Could you copy out the material below line for line, with no changes?

(Stored data entries)
* * * * * * *

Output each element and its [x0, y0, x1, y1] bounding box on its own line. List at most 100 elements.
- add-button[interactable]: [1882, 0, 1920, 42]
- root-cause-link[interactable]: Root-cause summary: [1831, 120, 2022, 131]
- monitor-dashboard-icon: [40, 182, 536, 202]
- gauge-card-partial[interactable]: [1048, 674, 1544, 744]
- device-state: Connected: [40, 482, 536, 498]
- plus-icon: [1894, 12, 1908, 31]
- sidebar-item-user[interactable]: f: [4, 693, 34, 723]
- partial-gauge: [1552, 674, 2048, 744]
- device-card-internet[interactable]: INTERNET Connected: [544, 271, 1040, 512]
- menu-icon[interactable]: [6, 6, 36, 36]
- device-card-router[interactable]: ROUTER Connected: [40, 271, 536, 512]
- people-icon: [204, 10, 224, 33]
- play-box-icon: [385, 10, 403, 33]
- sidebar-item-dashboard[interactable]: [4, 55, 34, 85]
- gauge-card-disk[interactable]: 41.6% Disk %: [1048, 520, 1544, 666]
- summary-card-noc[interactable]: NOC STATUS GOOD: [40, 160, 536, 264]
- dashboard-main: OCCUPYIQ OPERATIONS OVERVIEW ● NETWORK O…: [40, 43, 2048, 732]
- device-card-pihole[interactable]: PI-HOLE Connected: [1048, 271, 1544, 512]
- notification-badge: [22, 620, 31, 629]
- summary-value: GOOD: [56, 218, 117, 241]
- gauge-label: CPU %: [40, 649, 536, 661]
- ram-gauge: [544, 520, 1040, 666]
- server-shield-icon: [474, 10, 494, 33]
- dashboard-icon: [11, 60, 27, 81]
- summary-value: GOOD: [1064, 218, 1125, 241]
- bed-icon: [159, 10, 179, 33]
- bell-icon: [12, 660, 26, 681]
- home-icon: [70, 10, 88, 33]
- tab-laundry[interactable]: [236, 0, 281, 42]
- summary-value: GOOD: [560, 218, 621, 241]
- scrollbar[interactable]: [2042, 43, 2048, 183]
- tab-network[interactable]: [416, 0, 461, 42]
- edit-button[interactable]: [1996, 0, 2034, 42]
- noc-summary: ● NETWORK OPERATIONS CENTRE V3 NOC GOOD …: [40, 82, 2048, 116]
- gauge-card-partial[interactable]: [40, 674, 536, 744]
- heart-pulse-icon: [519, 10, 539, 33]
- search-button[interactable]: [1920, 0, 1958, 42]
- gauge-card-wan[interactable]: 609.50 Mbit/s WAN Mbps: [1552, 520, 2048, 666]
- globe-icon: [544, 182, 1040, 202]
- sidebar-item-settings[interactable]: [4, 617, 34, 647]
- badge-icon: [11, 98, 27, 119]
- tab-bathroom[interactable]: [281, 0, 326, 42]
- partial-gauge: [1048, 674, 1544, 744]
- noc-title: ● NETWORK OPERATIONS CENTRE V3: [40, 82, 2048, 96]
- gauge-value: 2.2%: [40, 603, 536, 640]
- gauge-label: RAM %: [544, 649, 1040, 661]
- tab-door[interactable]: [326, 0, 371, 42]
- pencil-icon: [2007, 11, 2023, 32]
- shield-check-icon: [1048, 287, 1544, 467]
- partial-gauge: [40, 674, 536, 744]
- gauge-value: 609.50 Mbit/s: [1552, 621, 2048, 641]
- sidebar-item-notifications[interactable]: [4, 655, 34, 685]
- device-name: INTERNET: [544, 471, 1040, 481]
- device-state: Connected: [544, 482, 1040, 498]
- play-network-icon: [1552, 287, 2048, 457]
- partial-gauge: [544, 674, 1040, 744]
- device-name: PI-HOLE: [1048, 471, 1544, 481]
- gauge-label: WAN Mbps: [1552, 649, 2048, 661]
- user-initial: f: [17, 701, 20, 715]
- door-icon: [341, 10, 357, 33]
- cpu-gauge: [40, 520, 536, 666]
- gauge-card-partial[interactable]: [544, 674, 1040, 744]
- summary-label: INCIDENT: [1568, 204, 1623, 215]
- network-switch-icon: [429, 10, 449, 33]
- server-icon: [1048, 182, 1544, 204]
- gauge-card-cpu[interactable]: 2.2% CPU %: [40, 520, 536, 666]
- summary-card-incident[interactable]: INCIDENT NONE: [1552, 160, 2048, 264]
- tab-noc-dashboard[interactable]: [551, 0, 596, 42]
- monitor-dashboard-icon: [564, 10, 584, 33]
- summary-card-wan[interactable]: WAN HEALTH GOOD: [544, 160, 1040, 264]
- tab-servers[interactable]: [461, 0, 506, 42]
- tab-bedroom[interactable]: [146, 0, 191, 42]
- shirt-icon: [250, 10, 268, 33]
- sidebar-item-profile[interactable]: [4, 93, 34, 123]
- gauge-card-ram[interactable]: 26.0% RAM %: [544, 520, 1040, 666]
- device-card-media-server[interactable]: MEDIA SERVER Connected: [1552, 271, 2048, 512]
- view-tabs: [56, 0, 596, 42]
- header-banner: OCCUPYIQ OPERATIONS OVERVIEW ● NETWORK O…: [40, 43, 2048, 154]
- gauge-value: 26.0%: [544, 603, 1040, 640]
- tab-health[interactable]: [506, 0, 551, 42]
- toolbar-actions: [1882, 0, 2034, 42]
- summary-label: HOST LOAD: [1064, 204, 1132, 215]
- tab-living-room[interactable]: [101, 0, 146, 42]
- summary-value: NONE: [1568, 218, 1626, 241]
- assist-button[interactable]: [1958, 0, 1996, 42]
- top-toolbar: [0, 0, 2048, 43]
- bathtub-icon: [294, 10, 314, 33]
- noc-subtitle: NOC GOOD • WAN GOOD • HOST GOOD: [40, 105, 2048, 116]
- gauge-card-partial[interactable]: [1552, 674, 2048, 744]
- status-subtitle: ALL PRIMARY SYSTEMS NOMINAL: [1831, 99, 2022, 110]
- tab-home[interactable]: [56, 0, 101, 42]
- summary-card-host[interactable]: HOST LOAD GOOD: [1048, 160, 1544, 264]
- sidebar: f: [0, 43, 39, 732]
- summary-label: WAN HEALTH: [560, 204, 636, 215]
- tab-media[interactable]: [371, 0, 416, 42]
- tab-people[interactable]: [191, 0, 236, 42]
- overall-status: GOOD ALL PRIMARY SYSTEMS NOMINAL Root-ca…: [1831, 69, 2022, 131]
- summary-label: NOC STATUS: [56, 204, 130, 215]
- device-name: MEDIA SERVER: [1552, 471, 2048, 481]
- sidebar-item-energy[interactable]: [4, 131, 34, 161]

* * * * * * *

Response →
Output each element and its [x0, y0, x1, y1] bounding box on its own line. List at most 100 elements.
- add-button[interactable]: [1882, 0, 1920, 42]
- root-cause-link[interactable]: Root-cause summary: [1831, 120, 2022, 131]
- monitor-dashboard-icon: [40, 182, 536, 202]
- gauge-card-partial[interactable]: [1048, 674, 1544, 744]
- device-state: Connected: [40, 482, 536, 498]
- plus-icon: [1894, 12, 1908, 31]
- sidebar-item-user[interactable]: f: [4, 693, 34, 723]
- partial-gauge: [1552, 674, 2048, 744]
- device-card-internet[interactable]: INTERNET Connected: [544, 271, 1040, 512]
- menu-icon[interactable]: [6, 6, 36, 36]
- device-card-router[interactable]: ROUTER Connected: [40, 271, 536, 512]
- people-icon: [204, 10, 224, 33]
- play-box-icon: [385, 10, 403, 33]
- sidebar-item-dashboard[interactable]: [4, 55, 34, 85]
- gauge-card-disk[interactable]: 41.6% Disk %: [1048, 520, 1544, 666]
- summary-card-noc[interactable]: NOC STATUS GOOD: [40, 160, 536, 264]
- dashboard-main: OCCUPYIQ OPERATIONS OVERVIEW ● NETWORK O…: [40, 43, 2048, 732]
- device-card-pihole[interactable]: PI-HOLE Connected: [1048, 271, 1544, 512]
- notification-badge: [22, 620, 31, 629]
- summary-value: GOOD: [56, 218, 117, 241]
- gauge-label: CPU %: [40, 649, 536, 661]
- ram-gauge: [544, 520, 1040, 666]
- server-shield-icon: [474, 10, 494, 33]
- dashboard-icon: [11, 60, 27, 81]
- summary-value: GOOD: [1064, 218, 1125, 241]
- bed-icon: [159, 10, 179, 33]
- bell-icon: [12, 660, 26, 681]
- home-icon: [70, 10, 88, 33]
- tab-laundry[interactable]: [236, 0, 281, 42]
- summary-value: GOOD: [560, 218, 621, 241]
- scrollbar[interactable]: [2042, 43, 2048, 183]
- tab-network[interactable]: [416, 0, 461, 42]
- edit-button[interactable]: [1996, 0, 2034, 42]
- noc-summary: ● NETWORK OPERATIONS CENTRE V3 NOC GOOD …: [40, 82, 2048, 116]
- gauge-card-partial[interactable]: [40, 674, 536, 744]
- heart-pulse-icon: [519, 10, 539, 33]
- search-button[interactable]: [1920, 0, 1958, 42]
- gauge-card-wan[interactable]: 609.50 Mbit/s WAN Mbps: [1552, 520, 2048, 666]
- globe-icon: [544, 182, 1040, 202]
- sidebar-item-settings[interactable]: [4, 617, 34, 647]
- badge-icon: [11, 98, 27, 119]
- tab-bathroom[interactable]: [281, 0, 326, 42]
- partial-gauge: [1048, 674, 1544, 744]
- noc-title: ● NETWORK OPERATIONS CENTRE V3: [40, 82, 2048, 96]
- gauge-value: 2.2%: [40, 603, 536, 640]
- gauge-label: RAM %: [544, 649, 1040, 661]
- tab-door[interactable]: [326, 0, 371, 42]
- pencil-icon: [2007, 11, 2023, 32]
- shield-check-icon: [1048, 287, 1544, 467]
- partial-gauge: [40, 674, 536, 744]
- gauge-value: 609.50 Mbit/s: [1552, 621, 2048, 641]
- sidebar-item-notifications[interactable]: [4, 655, 34, 685]
- device-name: INTERNET: [544, 471, 1040, 481]
- device-state: Connected: [544, 482, 1040, 498]
- play-network-icon: [1552, 287, 2048, 457]
- partial-gauge: [544, 674, 1040, 744]
- device-name: PI-HOLE: [1048, 471, 1544, 481]
- gauge-label: WAN Mbps: [1552, 649, 2048, 661]
- user-initial: f: [17, 701, 20, 715]
- door-icon: [341, 10, 357, 33]
- cpu-gauge: [40, 520, 536, 666]
- gauge-card-partial[interactable]: [544, 674, 1040, 744]
- summary-label: INCIDENT: [1568, 204, 1623, 215]
- network-switch-icon: [429, 10, 449, 33]
- server-icon: [1048, 182, 1544, 204]
- gauge-card-cpu[interactable]: 2.2% CPU %: [40, 520, 536, 666]
- summary-card-incident[interactable]: INCIDENT NONE: [1552, 160, 2048, 264]
- tab-noc-dashboard[interactable]: [551, 0, 596, 42]
- monitor-dashboard-icon: [564, 10, 584, 33]
- summary-card-wan[interactable]: WAN HEALTH GOOD: [544, 160, 1040, 264]
- tab-servers[interactable]: [461, 0, 506, 42]
- tab-bedroom[interactable]: [146, 0, 191, 42]
- shirt-icon: [250, 10, 268, 33]
- sidebar-item-profile[interactable]: [4, 93, 34, 123]
- gauge-card-ram[interactable]: 26.0% RAM %: [544, 520, 1040, 666]
- device-card-media-server[interactable]: MEDIA SERVER Connected: [1552, 271, 2048, 512]
- view-tabs: [56, 0, 596, 42]
- header-banner: OCCUPYIQ OPERATIONS OVERVIEW ● NETWORK O…: [40, 43, 2048, 154]
- gauge-value: 26.0%: [544, 603, 1040, 640]
- tab-health[interactable]: [506, 0, 551, 42]
- toolbar-actions: [1882, 0, 2034, 42]
- summary-label: HOST LOAD: [1064, 204, 1132, 215]
- tab-living-room[interactable]: [101, 0, 146, 42]
- summary-value: NONE: [1568, 218, 1626, 241]
- assist-button[interactable]: [1958, 0, 1996, 42]
- top-toolbar: [0, 0, 2048, 43]
- bathtub-icon: [294, 10, 314, 33]
- noc-subtitle: NOC GOOD • WAN GOOD • HOST GOOD: [40, 105, 2048, 116]
- gauge-card-partial[interactable]: [1552, 674, 2048, 744]
- status-subtitle: ALL PRIMARY SYSTEMS NOMINAL: [1831, 99, 2022, 110]
- tab-home[interactable]: [56, 0, 101, 42]
- summary-card-host[interactable]: HOST LOAD GOOD: [1048, 160, 1544, 264]
- sidebar: f: [0, 43, 39, 732]
- summary-label: WAN HEALTH: [560, 204, 636, 215]
- tab-media[interactable]: [371, 0, 416, 42]
- tab-people[interactable]: [191, 0, 236, 42]
- overall-status: GOOD ALL PRIMARY SYSTEMS NOMINAL Root-ca…: [1831, 69, 2022, 131]
- summary-label: NOC STATUS: [56, 204, 130, 215]
- device-name: MEDIA SERVER: [1552, 471, 2048, 481]
- sidebar-item-energy[interactable]: [4, 131, 34, 161]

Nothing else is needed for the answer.